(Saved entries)
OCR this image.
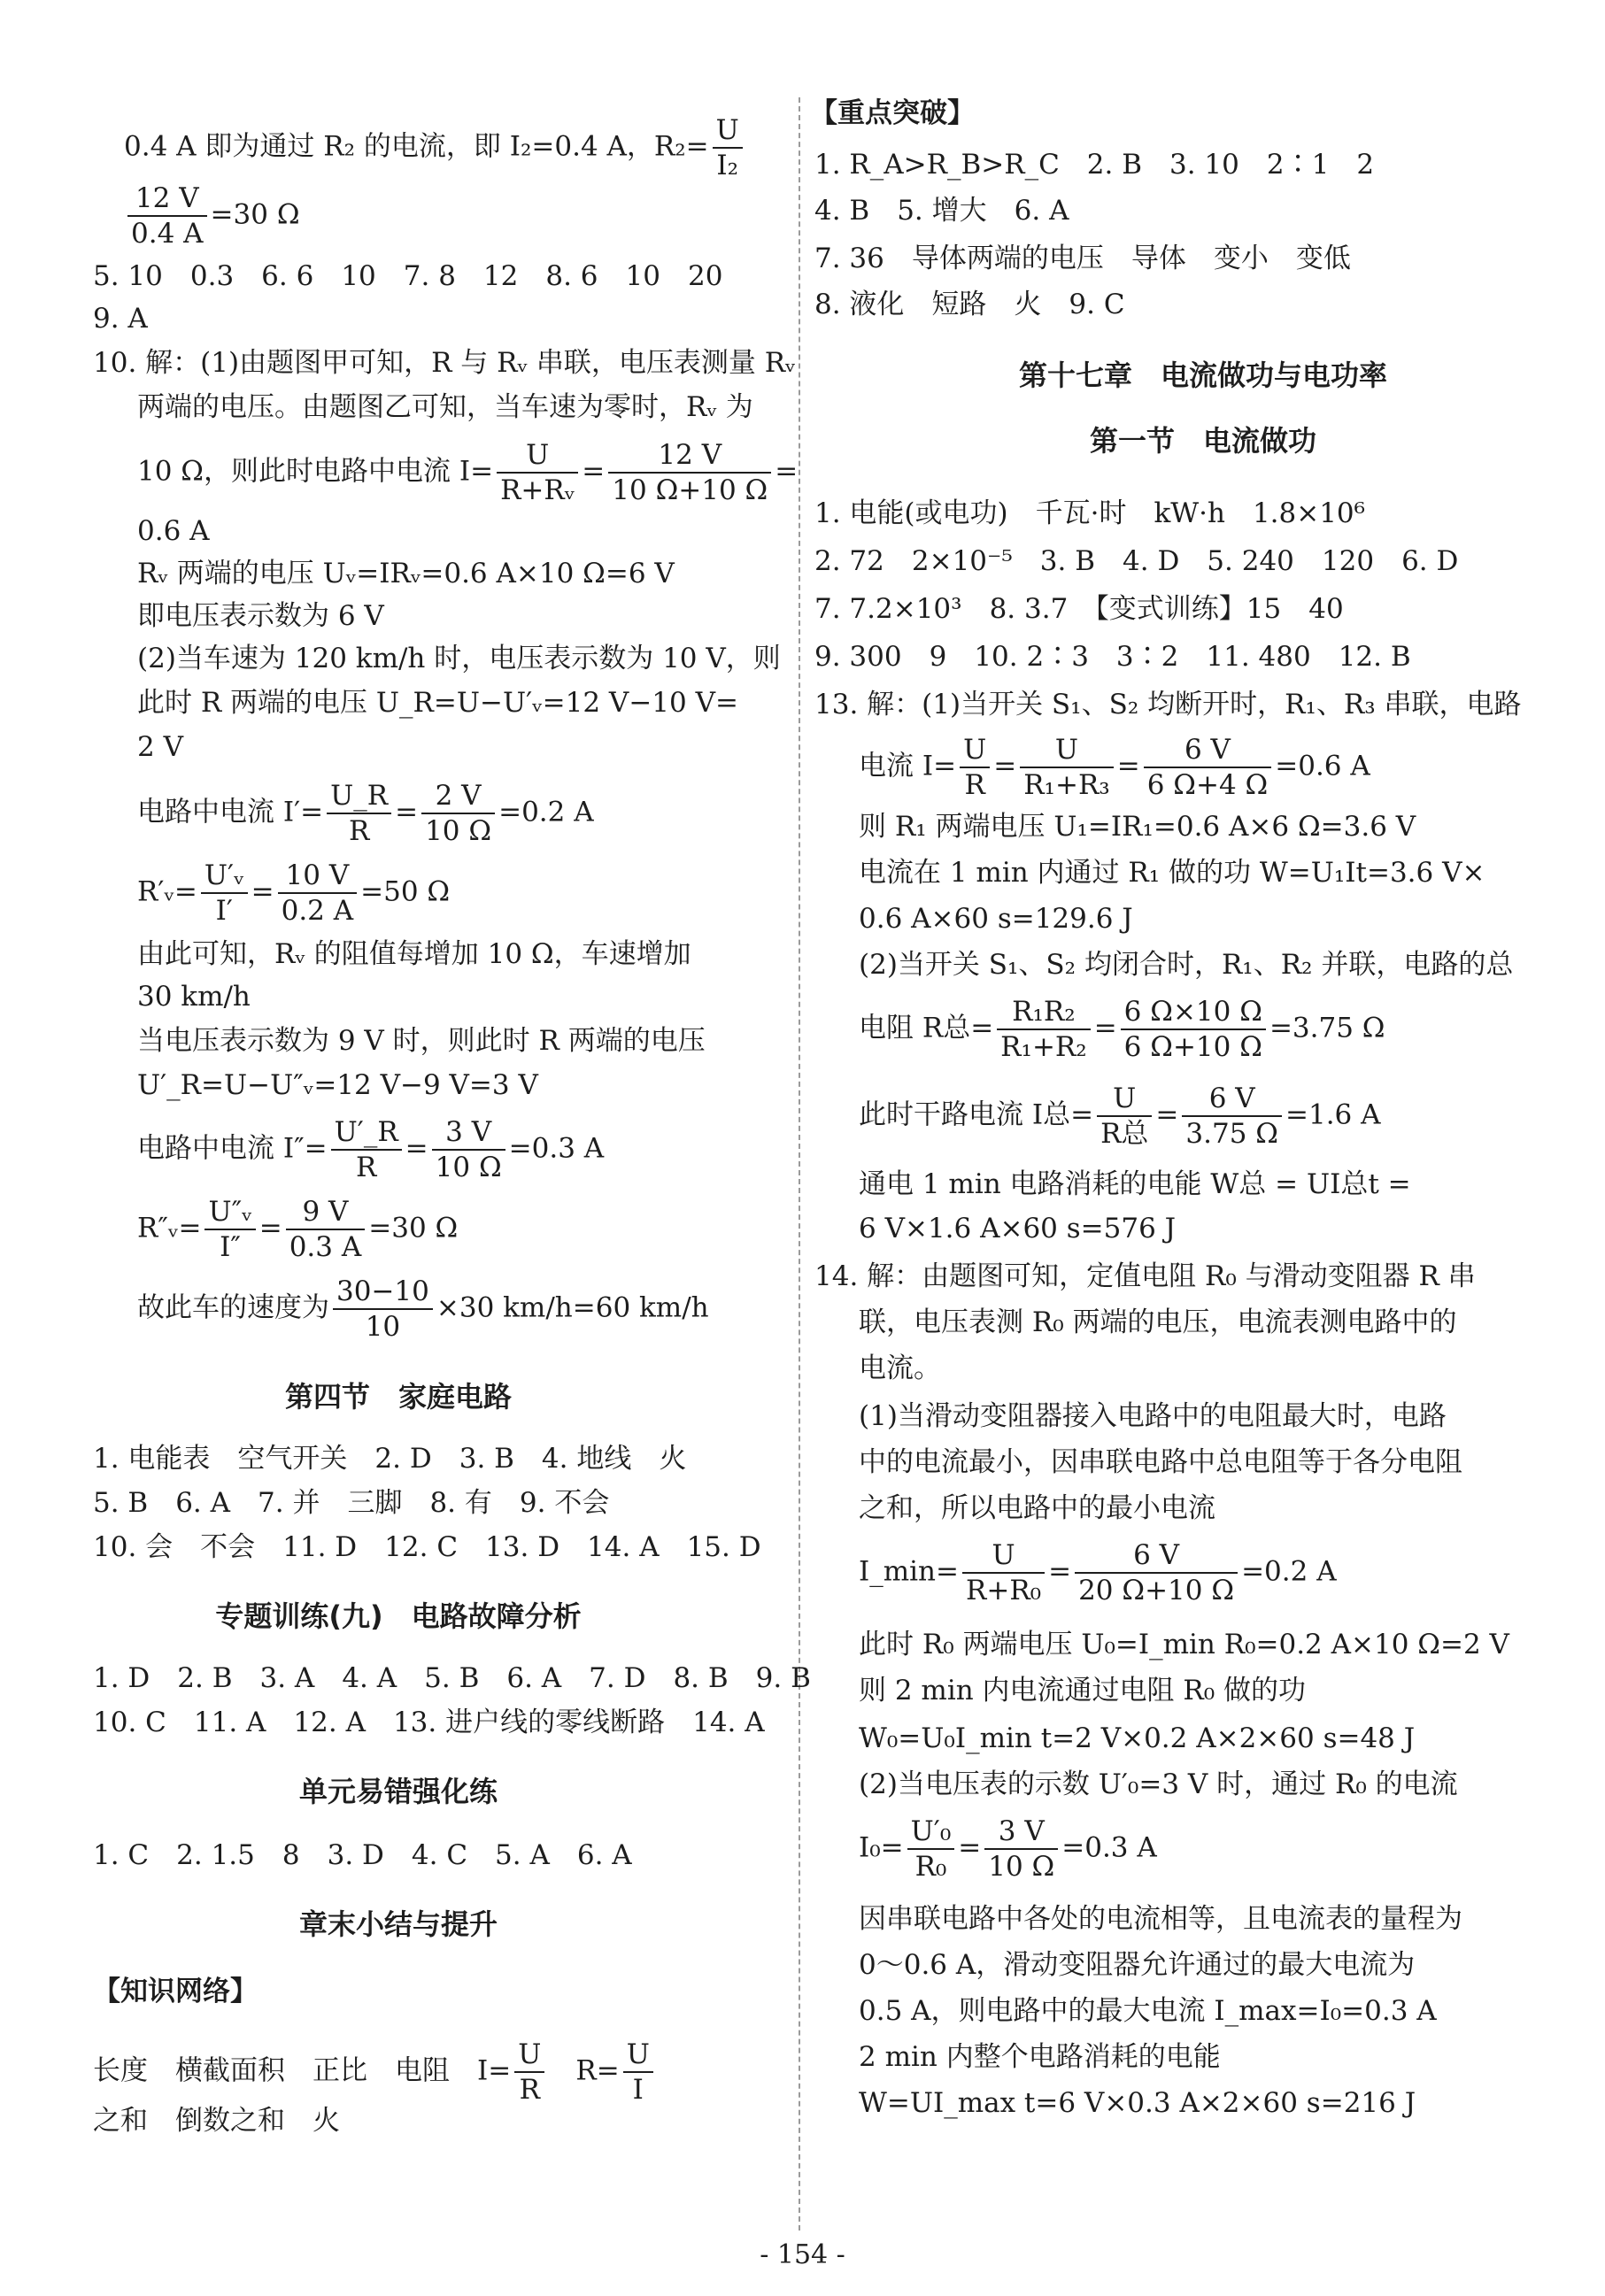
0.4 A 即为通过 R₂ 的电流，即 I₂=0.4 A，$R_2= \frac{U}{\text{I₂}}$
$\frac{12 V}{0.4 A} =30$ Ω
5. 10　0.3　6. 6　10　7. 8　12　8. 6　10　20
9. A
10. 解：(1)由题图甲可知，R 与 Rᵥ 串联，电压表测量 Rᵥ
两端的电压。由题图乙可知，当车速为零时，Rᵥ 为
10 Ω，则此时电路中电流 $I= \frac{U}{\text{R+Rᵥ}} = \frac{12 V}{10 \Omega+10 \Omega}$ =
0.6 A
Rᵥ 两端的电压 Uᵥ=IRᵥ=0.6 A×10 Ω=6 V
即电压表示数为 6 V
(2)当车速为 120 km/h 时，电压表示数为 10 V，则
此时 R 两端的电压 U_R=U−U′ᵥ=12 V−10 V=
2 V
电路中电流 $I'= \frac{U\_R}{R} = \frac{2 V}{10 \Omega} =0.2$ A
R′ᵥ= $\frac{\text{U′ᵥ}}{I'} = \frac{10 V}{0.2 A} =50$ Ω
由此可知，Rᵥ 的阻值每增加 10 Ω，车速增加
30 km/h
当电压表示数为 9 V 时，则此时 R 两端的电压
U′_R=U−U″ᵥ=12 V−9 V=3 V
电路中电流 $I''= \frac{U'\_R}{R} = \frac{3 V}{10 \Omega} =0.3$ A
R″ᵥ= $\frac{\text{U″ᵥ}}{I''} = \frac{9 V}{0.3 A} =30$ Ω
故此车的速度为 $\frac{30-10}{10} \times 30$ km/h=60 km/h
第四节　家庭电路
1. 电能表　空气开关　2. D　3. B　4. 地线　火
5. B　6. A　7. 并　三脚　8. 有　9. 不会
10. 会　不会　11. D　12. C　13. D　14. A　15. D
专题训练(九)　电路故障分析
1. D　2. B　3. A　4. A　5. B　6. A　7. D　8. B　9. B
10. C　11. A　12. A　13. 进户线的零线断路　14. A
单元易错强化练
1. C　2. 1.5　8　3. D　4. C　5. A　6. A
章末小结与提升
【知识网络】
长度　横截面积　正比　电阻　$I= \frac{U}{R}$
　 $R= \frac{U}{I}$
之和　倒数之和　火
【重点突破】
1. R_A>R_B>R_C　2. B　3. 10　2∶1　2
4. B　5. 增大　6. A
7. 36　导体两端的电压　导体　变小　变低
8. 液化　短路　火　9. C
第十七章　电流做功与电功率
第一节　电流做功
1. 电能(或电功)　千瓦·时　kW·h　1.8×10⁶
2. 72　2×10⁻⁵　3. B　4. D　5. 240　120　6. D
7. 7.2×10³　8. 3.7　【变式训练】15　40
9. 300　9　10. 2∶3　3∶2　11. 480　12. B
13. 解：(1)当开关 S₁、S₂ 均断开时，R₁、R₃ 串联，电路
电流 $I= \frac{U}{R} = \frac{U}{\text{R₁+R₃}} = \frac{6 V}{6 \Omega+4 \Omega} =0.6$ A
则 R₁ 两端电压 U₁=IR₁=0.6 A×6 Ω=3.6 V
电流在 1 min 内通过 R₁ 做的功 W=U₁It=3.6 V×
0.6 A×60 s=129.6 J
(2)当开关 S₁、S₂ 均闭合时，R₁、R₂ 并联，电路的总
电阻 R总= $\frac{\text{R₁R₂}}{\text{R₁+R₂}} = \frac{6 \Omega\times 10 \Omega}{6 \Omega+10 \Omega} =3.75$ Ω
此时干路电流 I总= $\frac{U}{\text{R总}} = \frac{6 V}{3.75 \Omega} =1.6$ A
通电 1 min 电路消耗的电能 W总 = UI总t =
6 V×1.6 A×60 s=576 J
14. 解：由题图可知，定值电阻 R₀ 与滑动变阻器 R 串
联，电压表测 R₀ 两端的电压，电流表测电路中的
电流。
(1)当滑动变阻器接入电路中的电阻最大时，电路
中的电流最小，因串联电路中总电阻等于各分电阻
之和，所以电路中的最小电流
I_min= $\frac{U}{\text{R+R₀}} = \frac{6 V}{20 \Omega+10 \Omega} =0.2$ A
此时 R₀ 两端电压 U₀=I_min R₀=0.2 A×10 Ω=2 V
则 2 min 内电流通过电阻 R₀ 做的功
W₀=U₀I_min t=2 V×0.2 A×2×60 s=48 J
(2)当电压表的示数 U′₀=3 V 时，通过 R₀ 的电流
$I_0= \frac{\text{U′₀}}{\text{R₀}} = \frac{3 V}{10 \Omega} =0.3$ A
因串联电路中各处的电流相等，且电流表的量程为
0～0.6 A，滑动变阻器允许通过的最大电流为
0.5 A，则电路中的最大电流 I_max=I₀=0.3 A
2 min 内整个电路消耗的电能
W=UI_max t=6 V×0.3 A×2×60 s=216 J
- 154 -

→ SET TASK
Using the listing above, locate the lines that hold "Omega" and copy each one.

→ ANSWER TO THE EXERCISE
10 Ω，则此时电路中电流 $I= \frac{U}{\text{R+Rᵥ}} = \frac{12 V}{10 \Omega+10 \Omega}$ =
电路中电流 $I'= \frac{U\_R}{R} = \frac{2 V}{10 \Omega} =0.2$ A
电路中电流 $I''= \frac{U'\_R}{R} = \frac{3 V}{10 \Omega} =0.3$ A
电流 $I= \frac{U}{R} = \frac{U}{\text{R₁+R₃}} = \frac{6 V}{6 \Omega+4 \Omega} =0.6$ A
电阻 R总= $\frac{\text{R₁R₂}}{\text{R₁+R₂}} = \frac{6 \Omega\times 10 \Omega}{6 \Omega+10 \Omega} =3.75$ Ω
此时干路电流 I总= $\frac{U}{\text{R总}} = \frac{6 V}{3.75 \Omega} =1.6$ A
I_min= $\frac{U}{\text{R+R₀}} = \frac{6 V}{20 \Omega+10 \Omega} =0.2$ A
$I_0= \frac{\text{U′₀}}{\text{R₀}} = \frac{3 V}{10 \Omega} =0.3$ A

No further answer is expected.